Repeat every record below exactly as written.

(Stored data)

::::::::

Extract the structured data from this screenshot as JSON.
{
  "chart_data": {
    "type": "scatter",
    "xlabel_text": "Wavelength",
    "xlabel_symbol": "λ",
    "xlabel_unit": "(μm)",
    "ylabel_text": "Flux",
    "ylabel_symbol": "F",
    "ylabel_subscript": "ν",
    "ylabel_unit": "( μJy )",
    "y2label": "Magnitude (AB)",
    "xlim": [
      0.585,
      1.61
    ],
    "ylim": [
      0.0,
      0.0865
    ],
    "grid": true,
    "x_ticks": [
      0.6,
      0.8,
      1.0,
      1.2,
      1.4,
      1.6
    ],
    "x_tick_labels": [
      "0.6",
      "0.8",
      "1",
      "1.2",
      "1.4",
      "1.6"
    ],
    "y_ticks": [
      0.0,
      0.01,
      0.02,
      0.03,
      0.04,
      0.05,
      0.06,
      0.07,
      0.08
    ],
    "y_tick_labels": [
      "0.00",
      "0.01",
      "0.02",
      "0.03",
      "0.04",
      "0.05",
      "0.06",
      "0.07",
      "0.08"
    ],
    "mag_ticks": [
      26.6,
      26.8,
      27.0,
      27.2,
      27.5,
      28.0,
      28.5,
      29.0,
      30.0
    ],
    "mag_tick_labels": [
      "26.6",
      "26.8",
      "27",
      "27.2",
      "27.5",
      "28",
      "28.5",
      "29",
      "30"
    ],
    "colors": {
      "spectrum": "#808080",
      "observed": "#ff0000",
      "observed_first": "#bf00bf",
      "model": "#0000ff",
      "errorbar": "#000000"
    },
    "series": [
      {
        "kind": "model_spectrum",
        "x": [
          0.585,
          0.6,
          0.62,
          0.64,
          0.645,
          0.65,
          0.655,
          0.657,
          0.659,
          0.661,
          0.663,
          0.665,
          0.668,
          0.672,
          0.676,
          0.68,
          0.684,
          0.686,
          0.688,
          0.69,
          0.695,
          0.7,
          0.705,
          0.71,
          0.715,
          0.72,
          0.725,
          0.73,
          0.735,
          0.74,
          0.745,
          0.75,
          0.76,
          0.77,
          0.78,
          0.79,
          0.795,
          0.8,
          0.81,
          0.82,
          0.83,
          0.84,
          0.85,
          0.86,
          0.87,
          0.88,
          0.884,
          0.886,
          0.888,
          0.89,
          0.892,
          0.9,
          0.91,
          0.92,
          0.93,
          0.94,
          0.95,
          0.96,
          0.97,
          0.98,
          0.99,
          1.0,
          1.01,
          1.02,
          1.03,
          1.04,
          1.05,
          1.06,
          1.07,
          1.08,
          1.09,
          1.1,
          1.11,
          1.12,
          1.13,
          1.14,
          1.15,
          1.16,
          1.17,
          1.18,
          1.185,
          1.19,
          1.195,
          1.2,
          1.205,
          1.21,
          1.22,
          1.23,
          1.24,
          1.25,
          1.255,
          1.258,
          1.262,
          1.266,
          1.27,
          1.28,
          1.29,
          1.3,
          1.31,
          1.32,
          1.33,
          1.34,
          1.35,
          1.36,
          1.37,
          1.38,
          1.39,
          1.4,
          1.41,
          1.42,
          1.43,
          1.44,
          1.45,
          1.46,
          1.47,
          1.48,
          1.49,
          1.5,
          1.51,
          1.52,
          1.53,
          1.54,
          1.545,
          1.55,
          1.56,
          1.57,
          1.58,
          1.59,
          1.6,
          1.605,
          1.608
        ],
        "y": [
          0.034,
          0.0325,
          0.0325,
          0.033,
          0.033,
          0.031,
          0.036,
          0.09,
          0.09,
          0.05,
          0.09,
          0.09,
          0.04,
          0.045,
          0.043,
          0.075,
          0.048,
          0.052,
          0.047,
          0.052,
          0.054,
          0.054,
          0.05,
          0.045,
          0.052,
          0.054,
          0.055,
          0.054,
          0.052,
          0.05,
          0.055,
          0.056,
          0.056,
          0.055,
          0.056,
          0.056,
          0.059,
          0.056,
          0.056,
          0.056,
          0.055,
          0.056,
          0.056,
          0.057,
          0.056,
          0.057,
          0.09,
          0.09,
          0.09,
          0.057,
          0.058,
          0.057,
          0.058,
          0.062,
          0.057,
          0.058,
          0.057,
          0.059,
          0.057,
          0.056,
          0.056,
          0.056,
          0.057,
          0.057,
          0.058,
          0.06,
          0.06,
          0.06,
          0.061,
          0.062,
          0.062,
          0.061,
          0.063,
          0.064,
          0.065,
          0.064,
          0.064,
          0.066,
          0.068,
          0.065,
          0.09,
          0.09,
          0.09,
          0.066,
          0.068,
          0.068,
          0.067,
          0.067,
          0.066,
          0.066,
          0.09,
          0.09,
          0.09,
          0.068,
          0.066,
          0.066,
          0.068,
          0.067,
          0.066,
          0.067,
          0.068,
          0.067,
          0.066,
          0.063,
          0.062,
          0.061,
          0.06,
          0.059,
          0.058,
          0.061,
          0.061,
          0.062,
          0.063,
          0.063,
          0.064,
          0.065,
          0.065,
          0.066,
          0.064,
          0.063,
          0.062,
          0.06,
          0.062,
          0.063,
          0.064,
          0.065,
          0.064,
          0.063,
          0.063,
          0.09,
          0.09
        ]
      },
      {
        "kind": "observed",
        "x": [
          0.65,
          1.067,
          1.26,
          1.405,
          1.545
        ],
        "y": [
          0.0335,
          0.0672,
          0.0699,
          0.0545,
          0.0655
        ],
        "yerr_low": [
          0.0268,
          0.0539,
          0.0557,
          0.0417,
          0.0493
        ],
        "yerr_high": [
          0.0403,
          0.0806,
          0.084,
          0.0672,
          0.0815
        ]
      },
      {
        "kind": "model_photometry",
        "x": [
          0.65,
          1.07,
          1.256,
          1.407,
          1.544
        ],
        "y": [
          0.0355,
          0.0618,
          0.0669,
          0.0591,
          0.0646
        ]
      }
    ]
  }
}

::::::::

◆ Task result:
Extract the structured data from this screenshot as JSON.
{
  "chart_data": {
    "type": "scatter",
    "xlabel_text": "Wavelength",
    "xlabel_symbol": "λ",
    "xlabel_unit": "(μm)",
    "ylabel_text": "Flux",
    "ylabel_symbol": "F",
    "ylabel_subscript": "ν",
    "ylabel_unit": "( μJy )",
    "y2label": "Magnitude (AB)",
    "xlim": [
      0.585,
      1.61
    ],
    "ylim": [
      0.0,
      0.0865
    ],
    "grid": true,
    "x_ticks": [
      0.6,
      0.8,
      1.0,
      1.2,
      1.4,
      1.6
    ],
    "x_tick_labels": [
      "0.6",
      "0.8",
      "1",
      "1.2",
      "1.4",
      "1.6"
    ],
    "y_ticks": [
      0.0,
      0.01,
      0.02,
      0.03,
      0.04,
      0.05,
      0.06,
      0.07,
      0.08
    ],
    "y_tick_labels": [
      "0.00",
      "0.01",
      "0.02",
      "0.03",
      "0.04",
      "0.05",
      "0.06",
      "0.07",
      "0.08"
    ],
    "mag_ticks": [
      26.6,
      26.8,
      27.0,
      27.2,
      27.5,
      28.0,
      28.5,
      29.0,
      30.0
    ],
    "mag_tick_labels": [
      "26.6",
      "26.8",
      "27",
      "27.2",
      "27.5",
      "28",
      "28.5",
      "29",
      "30"
    ],
    "colors": {
      "spectrum": "#808080",
      "observed": "#ff0000",
      "observed_first": "#bf00bf",
      "model": "#0000ff",
      "errorbar": "#000000"
    },
    "series": [
      {
        "kind": "model_spectrum",
        "x": [
          0.585,
          0.6,
          0.62,
          0.64,
          0.645,
          0.65,
          0.655,
          0.657,
          0.659,
          0.661,
          0.663,
          0.665,
          0.668,
          0.672,
          0.676,
          0.68,
          0.684,
          0.686,
          0.688,
          0.69,
          0.695,
          0.7,
          0.705,
          0.71,
          0.715,
          0.72,
          0.725,
          0.73,
          0.735,
          0.74,
          0.745,
          0.75,
          0.76,
          0.77,
          0.78,
          0.79,
          0.795,
          0.8,
          0.81,
          0.82,
          0.83,
          0.84,
          0.85,
          0.86,
          0.87,
          0.88,
          0.884,
          0.886,
          0.888,
          0.89,
          0.892,
          0.9,
          0.91,
          0.92,
          0.93,
          0.94,
          0.95,
          0.96,
          0.97,
          0.98,
          0.99,
          1.0,
          1.01,
          1.02,
          1.03,
          1.04,
          1.05,
          1.06,
          1.07,
          1.08,
          1.09,
          1.1,
          1.11,
          1.12,
          1.13,
          1.14,
          1.15,
          1.16,
          1.17,
          1.18,
          1.185,
          1.19,
          1.195,
          1.2,
          1.205,
          1.21,
          1.22,
          1.23,
          1.24,
          1.25,
          1.255,
          1.258,
          1.262,
          1.266,
          1.27,
          1.28,
          1.29,
          1.3,
          1.31,
          1.32,
          1.33,
          1.34,
          1.35,
          1.36,
          1.37,
          1.38,
          1.39,
          1.4,
          1.41,
          1.42,
          1.43,
          1.44,
          1.45,
          1.46,
          1.47,
          1.48,
          1.49,
          1.5,
          1.51,
          1.52,
          1.53,
          1.54,
          1.545,
          1.55,
          1.56,
          1.57,
          1.58,
          1.59,
          1.6,
          1.605,
          1.608
        ],
        "y": [
          0.034,
          0.0325,
          0.0325,
          0.033,
          0.033,
          0.031,
          0.036,
          0.09,
          0.09,
          0.05,
          0.09,
          0.09,
          0.04,
          0.045,
          0.043,
          0.075,
          0.048,
          0.052,
          0.047,
          0.052,
          0.054,
          0.054,
          0.05,
          0.045,
          0.052,
          0.054,
          0.055,
          0.054,
          0.052,
          0.05,
          0.055,
          0.056,
          0.056,
          0.055,
          0.056,
          0.056,
          0.059,
          0.056,
          0.056,
          0.056,
          0.055,
          0.056,
          0.056,
          0.057,
          0.056,
          0.057,
          0.09,
          0.09,
          0.09,
          0.057,
          0.058,
          0.057,
          0.058,
          0.062,
          0.057,
          0.058,
          0.057,
          0.059,
          0.057,
          0.056,
          0.056,
          0.056,
          0.057,
          0.057,
          0.058,
          0.06,
          0.06,
          0.06,
          0.061,
          0.062,
          0.062,
          0.061,
          0.063,
          0.064,
          0.065,
          0.064,
          0.064,
          0.066,
          0.068,
          0.065,
          0.09,
          0.09,
          0.09,
          0.066,
          0.068,
          0.068,
          0.067,
          0.067,
          0.066,
          0.066,
          0.09,
          0.09,
          0.09,
          0.068,
          0.066,
          0.066,
          0.068,
          0.067,
          0.066,
          0.067,
          0.068,
          0.067,
          0.066,
          0.063,
          0.062,
          0.061,
          0.06,
          0.059,
          0.058,
          0.061,
          0.061,
          0.062,
          0.063,
          0.063,
          0.064,
          0.065,
          0.065,
          0.066,
          0.064,
          0.063,
          0.062,
          0.06,
          0.062,
          0.063,
          0.064,
          0.065,
          0.064,
          0.063,
          0.063,
          0.09,
          0.09
        ]
      },
      {
        "kind": "observed",
        "x": [
          0.65,
          1.067,
          1.26,
          1.405,
          1.545
        ],
        "y": [
          0.0335,
          0.0672,
          0.0699,
          0.0545,
          0.0655
        ],
        "yerr_low": [
          0.0268,
          0.0539,
          0.0557,
          0.0417,
          0.0493
        ],
        "yerr_high": [
          0.0403,
          0.0806,
          0.084,
          0.0672,
          0.0815
        ]
      },
      {
        "kind": "model_photometry",
        "x": [
          0.65,
          1.07,
          1.256,
          1.407,
          1.544
        ],
        "y": [
          0.0355,
          0.0618,
          0.0669,
          0.0591,
          0.0646
        ]
      }
    ]
  }
}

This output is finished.